Task directions: Identify and pull out each line of the entries in which "components" occurs.

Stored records

= = = = =

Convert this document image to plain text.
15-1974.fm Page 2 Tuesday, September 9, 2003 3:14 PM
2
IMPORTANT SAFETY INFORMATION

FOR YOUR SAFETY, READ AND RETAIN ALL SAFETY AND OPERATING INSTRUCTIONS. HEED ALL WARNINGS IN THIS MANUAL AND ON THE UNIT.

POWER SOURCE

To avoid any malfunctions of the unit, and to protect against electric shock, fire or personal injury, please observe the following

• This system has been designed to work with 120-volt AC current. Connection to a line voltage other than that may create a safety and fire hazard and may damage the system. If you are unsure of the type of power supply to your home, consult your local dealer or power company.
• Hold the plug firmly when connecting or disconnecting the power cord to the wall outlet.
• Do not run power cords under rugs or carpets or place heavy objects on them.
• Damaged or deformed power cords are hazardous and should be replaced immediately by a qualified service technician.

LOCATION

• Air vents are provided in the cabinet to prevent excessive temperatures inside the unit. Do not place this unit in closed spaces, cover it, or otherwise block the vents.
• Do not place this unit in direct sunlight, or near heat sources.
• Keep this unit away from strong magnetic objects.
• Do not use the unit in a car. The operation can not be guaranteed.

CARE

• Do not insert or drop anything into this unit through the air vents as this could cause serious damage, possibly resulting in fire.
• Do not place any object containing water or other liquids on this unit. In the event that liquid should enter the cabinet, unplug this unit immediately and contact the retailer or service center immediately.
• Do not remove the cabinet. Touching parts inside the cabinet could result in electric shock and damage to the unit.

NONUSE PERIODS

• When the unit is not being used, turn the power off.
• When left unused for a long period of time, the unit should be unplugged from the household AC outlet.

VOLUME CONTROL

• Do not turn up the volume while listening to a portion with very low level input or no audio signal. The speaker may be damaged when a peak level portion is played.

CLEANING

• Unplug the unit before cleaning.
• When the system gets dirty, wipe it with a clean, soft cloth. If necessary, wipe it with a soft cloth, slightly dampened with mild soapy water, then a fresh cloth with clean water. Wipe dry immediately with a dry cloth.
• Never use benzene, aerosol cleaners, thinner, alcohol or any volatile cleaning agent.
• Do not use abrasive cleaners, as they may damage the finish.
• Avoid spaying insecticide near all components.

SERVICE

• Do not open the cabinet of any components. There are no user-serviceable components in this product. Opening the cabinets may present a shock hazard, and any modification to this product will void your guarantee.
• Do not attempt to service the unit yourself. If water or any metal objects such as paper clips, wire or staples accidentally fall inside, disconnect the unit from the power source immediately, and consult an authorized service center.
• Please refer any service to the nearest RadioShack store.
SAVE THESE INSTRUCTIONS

= = = = =

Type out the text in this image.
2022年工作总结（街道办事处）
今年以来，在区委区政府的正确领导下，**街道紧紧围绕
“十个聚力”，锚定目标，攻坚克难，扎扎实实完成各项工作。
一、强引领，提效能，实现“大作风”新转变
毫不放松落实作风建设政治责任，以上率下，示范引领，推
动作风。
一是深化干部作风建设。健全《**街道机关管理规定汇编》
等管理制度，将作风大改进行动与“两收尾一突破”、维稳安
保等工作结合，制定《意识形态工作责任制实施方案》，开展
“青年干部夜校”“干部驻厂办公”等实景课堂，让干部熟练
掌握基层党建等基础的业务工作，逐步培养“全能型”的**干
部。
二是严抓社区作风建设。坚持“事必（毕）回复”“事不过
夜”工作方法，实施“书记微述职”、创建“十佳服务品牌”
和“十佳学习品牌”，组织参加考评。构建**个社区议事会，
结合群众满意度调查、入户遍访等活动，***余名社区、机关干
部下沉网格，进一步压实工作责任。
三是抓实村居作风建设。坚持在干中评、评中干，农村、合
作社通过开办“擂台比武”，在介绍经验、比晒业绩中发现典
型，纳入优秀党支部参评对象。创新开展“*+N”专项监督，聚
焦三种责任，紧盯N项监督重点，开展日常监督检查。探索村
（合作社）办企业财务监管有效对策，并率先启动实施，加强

= = = = =

Answer below:
• Avoid spaying insecticide near all components.
• Do not open the cabinet of any components. There are no user-serviceable components in this product. Opening the cabinets may present a shock hazard, and any modification to this product will void your guarantee.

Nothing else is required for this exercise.